**Available data**:
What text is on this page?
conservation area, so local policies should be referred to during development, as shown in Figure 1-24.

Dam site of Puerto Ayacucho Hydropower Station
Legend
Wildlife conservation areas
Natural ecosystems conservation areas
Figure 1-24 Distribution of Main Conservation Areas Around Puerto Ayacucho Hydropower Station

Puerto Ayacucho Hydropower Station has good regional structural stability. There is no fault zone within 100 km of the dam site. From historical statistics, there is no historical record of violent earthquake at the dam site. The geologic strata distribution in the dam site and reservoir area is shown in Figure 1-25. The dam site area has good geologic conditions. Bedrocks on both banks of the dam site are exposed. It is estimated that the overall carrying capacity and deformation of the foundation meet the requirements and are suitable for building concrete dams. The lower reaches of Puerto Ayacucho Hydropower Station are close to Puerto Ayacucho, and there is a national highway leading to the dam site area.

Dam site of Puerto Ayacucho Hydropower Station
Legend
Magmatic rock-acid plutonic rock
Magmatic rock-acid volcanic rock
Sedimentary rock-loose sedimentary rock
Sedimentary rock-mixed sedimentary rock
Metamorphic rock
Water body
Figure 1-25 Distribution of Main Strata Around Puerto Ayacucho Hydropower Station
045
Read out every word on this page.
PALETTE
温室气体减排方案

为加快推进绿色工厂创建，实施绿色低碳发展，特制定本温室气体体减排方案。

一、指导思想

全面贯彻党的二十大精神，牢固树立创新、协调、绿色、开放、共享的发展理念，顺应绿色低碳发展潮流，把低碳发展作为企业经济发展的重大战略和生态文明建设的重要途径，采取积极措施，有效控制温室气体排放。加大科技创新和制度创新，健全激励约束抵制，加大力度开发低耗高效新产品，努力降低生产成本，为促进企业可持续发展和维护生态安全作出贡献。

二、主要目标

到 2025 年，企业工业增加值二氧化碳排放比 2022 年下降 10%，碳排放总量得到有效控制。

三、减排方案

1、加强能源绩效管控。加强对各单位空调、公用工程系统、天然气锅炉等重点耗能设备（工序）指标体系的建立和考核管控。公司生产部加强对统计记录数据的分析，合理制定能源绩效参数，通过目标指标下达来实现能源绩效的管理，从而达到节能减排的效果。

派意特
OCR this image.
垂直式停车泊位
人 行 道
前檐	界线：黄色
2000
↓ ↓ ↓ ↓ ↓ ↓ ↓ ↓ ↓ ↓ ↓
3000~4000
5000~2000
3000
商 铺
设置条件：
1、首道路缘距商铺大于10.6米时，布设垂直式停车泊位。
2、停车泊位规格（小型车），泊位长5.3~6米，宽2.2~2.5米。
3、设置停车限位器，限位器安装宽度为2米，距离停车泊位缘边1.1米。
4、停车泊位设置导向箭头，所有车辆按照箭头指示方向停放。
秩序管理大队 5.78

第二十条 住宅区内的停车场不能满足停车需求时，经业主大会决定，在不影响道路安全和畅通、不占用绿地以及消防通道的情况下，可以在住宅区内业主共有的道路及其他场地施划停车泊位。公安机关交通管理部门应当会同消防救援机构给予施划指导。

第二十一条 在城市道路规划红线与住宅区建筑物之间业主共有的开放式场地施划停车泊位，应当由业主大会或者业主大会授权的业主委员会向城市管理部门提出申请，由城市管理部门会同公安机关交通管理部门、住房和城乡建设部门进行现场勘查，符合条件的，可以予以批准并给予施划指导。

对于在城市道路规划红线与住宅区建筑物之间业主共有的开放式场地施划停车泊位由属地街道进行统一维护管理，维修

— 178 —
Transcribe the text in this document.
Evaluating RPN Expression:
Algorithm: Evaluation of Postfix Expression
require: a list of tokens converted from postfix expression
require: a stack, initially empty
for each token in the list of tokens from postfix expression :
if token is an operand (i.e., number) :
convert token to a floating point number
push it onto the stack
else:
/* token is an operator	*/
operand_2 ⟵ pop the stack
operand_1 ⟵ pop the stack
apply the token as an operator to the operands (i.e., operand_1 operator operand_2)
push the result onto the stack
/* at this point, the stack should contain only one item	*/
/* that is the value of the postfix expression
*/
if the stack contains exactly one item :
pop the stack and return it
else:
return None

**Your task**: All of the entries above must be quoted exactly.

**Worked solution**:
What text is on this page?
conservation area, so local policies should be referred to during development, as shown in Figure 1-24.

Dam site of Puerto Ayacucho Hydropower Station
Legend
Wildlife conservation areas
Natural ecosystems conservation areas
Figure 1-24 Distribution of Main Conservation Areas Around Puerto Ayacucho Hydropower Station

Puerto Ayacucho Hydropower Station has good regional structural stability. There is no fault zone within 100 km of the dam site. From historical statistics, there is no historical record of violent earthquake at the dam site. The geologic strata distribution in the dam site and reservoir area is shown in Figure 1-25. The dam site area has good geologic conditions. Bedrocks on both banks of the dam site are exposed. It is estimated that the overall carrying capacity and deformation of the foundation meet the requirements and are suitable for building concrete dams. The lower reaches of Puerto Ayacucho Hydropower Station are close to Puerto Ayacucho, and there is a national highway leading to the dam site area.

Dam site of Puerto Ayacucho Hydropower Station
Legend
Magmatic rock-acid plutonic rock
Magmatic rock-acid volcanic rock
Sedimentary rock-loose sedimentary rock
Sedimentary rock-mixed sedimentary rock
Metamorphic rock
Water body
Figure 1-25 Distribution of Main Strata Around Puerto Ayacucho Hydropower Station
045
Read out every word on this page.
PALETTE
温室气体减排方案

为加快推进绿色工厂创建，实施绿色低碳发展，特制定本温室气体体减排方案。

一、指导思想

全面贯彻党的二十大精神，牢固树立创新、协调、绿色、开放、共享的发展理念，顺应绿色低碳发展潮流，把低碳发展作为企业经济发展的重大战略和生态文明建设的重要途径，采取积极措施，有效控制温室气体排放。加大科技创新和制度创新，健全激励约束抵制，加大力度开发低耗高效新产品，努力降低生产成本，为促进企业可持续发展和维护生态安全作出贡献。

二、主要目标

到 2025 年，企业工业增加值二氧化碳排放比 2022 年下降 10%，碳排放总量得到有效控制。

三、减排方案

1、加强能源绩效管控。加强对各单位空调、公用工程系统、天然气锅炉等重点耗能设备（工序）指标体系的建立和考核管控。公司生产部加强对统计记录数据的分析，合理制定能源绩效参数，通过目标指标下达来实现能源绩效的管理，从而达到节能减排的效果。

派意特
OCR this image.
垂直式停车泊位
人 行 道
前檐	界线：黄色
2000
↓ ↓ ↓ ↓ ↓ ↓ ↓ ↓ ↓ ↓ ↓
3000~4000
5000~2000
3000
商 铺
设置条件：
1、首道路缘距商铺大于10.6米时，布设垂直式停车泊位。
2、停车泊位规格（小型车），泊位长5.3~6米，宽2.2~2.5米。
3、设置停车限位器，限位器安装宽度为2米，距离停车泊位缘边1.1米。
4、停车泊位设置导向箭头，所有车辆按照箭头指示方向停放。
秩序管理大队 5.78

第二十条 住宅区内的停车场不能满足停车需求时，经业主大会决定，在不影响道路安全和畅通、不占用绿地以及消防通道的情况下，可以在住宅区内业主共有的道路及其他场地施划停车泊位。公安机关交通管理部门应当会同消防救援机构给予施划指导。

第二十一条 在城市道路规划红线与住宅区建筑物之间业主共有的开放式场地施划停车泊位，应当由业主大会或者业主大会授权的业主委员会向城市管理部门提出申请，由城市管理部门会同公安机关交通管理部门、住房和城乡建设部门进行现场勘查，符合条件的，可以予以批准并给予施划指导。

对于在城市道路规划红线与住宅区建筑物之间业主共有的开放式场地施划停车泊位由属地街道进行统一维护管理，维修

— 178 —
Transcribe the text in this document.
Evaluating RPN Expression:
Algorithm: Evaluation of Postfix Expression
require: a list of tokens converted from postfix expression
require: a stack, initially empty
for each token in the list of tokens from postfix expression :
if token is an operand (i.e., number) :
convert token to a floating point number
push it onto the stack
else:
/* token is an operator	*/
operand_2 ⟵ pop the stack
operand_1 ⟵ pop the stack
apply the token as an operator to the operands (i.e., operand_1 operator operand_2)
push the result onto the stack
/* at this point, the stack should contain only one item	*/
/* that is the value of the postfix expression
*/
if the stack contains exactly one item :
pop the stack and return it
else:
return None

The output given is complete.